* **WHAT YOU NEED TO DO**
Can the data below be echoed back word for word?
══════════
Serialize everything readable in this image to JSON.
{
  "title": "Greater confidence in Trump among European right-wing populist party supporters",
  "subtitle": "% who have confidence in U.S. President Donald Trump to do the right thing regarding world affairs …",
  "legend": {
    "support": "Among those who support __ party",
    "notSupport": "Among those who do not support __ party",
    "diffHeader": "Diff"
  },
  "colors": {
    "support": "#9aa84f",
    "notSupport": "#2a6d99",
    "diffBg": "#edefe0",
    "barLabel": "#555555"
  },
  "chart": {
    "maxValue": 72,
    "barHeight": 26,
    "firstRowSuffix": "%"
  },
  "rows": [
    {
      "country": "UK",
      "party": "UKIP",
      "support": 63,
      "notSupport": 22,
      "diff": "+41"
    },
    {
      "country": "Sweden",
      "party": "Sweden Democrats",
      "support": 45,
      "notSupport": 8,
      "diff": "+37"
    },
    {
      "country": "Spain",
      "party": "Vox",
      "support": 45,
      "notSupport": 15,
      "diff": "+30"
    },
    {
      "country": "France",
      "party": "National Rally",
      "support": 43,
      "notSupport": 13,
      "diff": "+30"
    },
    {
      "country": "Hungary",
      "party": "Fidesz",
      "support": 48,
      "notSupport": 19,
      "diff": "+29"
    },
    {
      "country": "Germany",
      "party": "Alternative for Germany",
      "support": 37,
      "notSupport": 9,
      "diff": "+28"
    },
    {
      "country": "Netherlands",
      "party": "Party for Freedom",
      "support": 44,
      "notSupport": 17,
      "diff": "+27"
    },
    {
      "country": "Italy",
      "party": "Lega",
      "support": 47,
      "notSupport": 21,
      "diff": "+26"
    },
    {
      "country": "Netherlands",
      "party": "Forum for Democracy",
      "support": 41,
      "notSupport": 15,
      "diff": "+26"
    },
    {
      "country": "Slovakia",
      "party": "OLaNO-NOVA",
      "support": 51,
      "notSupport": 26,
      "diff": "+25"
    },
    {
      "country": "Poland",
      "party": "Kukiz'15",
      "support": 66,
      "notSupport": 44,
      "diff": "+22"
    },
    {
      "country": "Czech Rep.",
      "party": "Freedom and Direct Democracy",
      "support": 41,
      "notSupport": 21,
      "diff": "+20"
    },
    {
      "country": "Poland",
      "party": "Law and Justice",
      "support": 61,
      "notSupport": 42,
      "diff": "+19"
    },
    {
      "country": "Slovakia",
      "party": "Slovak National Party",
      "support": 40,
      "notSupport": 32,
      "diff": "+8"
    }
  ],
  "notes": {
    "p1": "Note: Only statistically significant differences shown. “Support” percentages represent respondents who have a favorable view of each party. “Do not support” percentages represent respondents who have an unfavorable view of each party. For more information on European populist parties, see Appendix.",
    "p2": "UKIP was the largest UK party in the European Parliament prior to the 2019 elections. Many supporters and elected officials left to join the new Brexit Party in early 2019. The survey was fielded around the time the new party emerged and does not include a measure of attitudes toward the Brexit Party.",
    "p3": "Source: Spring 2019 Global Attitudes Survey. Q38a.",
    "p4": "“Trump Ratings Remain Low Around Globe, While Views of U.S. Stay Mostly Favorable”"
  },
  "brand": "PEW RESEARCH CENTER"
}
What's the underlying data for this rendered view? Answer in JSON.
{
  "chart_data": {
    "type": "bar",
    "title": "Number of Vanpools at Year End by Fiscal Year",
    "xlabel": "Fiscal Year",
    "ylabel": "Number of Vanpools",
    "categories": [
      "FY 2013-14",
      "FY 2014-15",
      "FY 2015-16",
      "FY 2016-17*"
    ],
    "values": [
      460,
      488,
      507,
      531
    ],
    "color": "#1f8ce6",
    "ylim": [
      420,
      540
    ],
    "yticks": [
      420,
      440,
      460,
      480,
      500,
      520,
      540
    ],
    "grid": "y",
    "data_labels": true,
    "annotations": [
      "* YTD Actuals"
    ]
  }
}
══════════
* **WRITTEN REPLY**
Serialize everything readable in this image to JSON.
{
  "title": "Greater confidence in Trump among European right-wing populist party supporters",
  "subtitle": "% who have confidence in U.S. President Donald Trump to do the right thing regarding world affairs …",
  "legend": {
    "support": "Among those who support __ party",
    "notSupport": "Among those who do not support __ party",
    "diffHeader": "Diff"
  },
  "colors": {
    "support": "#9aa84f",
    "notSupport": "#2a6d99",
    "diffBg": "#edefe0",
    "barLabel": "#555555"
  },
  "chart": {
    "maxValue": 72,
    "barHeight": 26,
    "firstRowSuffix": "%"
  },
  "rows": [
    {
      "country": "UK",
      "party": "UKIP",
      "support": 63,
      "notSupport": 22,
      "diff": "+41"
    },
    {
      "country": "Sweden",
      "party": "Sweden Democrats",
      "support": 45,
      "notSupport": 8,
      "diff": "+37"
    },
    {
      "country": "Spain",
      "party": "Vox",
      "support": 45,
      "notSupport": 15,
      "diff": "+30"
    },
    {
      "country": "France",
      "party": "National Rally",
      "support": 43,
      "notSupport": 13,
      "diff": "+30"
    },
    {
      "country": "Hungary",
      "party": "Fidesz",
      "support": 48,
      "notSupport": 19,
      "diff": "+29"
    },
    {
      "country": "Germany",
      "party": "Alternative for Germany",
      "support": 37,
      "notSupport": 9,
      "diff": "+28"
    },
    {
      "country": "Netherlands",
      "party": "Party for Freedom",
      "support": 44,
      "notSupport": 17,
      "diff": "+27"
    },
    {
      "country": "Italy",
      "party": "Lega",
      "support": 47,
      "notSupport": 21,
      "diff": "+26"
    },
    {
      "country": "Netherlands",
      "party": "Forum for Democracy",
      "support": 41,
      "notSupport": 15,
      "diff": "+26"
    },
    {
      "country": "Slovakia",
      "party": "OLaNO-NOVA",
      "support": 51,
      "notSupport": 26,
      "diff": "+25"
    },
    {
      "country": "Poland",
      "party": "Kukiz'15",
      "support": 66,
      "notSupport": 44,
      "diff": "+22"
    },
    {
      "country": "Czech Rep.",
      "party": "Freedom and Direct Democracy",
      "support": 41,
      "notSupport": 21,
      "diff": "+20"
    },
    {
      "country": "Poland",
      "party": "Law and Justice",
      "support": 61,
      "notSupport": 42,
      "diff": "+19"
    },
    {
      "country": "Slovakia",
      "party": "Slovak National Party",
      "support": 40,
      "notSupport": 32,
      "diff": "+8"
    }
  ],
  "notes": {
    "p1": "Note: Only statistically significant differences shown. “Support” percentages represent respondents who have a favorable view of each party. “Do not support” percentages represent respondents who have an unfavorable view of each party. For more information on European populist parties, see Appendix.",
    "p2": "UKIP was the largest UK party in the European Parliament prior to the 2019 elections. Many supporters and elected officials left to join the new Brexit Party in early 2019. The survey was fielded around the time the new party emerged and does not include a measure of attitudes toward the Brexit Party.",
    "p3": "Source: Spring 2019 Global Attitudes Survey. Q38a.",
    "p4": "“Trump Ratings Remain Low Around Globe, While Views of U.S. Stay Mostly Favorable”"
  },
  "brand": "PEW RESEARCH CENTER"
}
What's the underlying data for this rendered view? Answer in JSON.
{
  "chart_data": {
    "type": "bar",
    "title": "Number of Vanpools at Year End by Fiscal Year",
    "xlabel": "Fiscal Year",
    "ylabel": "Number of Vanpools",
    "categories": [
      "FY 2013-14",
      "FY 2014-15",
      "FY 2015-16",
      "FY 2016-17*"
    ],
    "values": [
      460,
      488,
      507,
      531
    ],
    "color": "#1f8ce6",
    "ylim": [
      420,
      540
    ],
    "yticks": [
      420,
      440,
      460,
      480,
      500,
      520,
      540
    ],
    "grid": "y",
    "data_labels": true,
    "annotations": [
      "* YTD Actuals"
    ]
  }
}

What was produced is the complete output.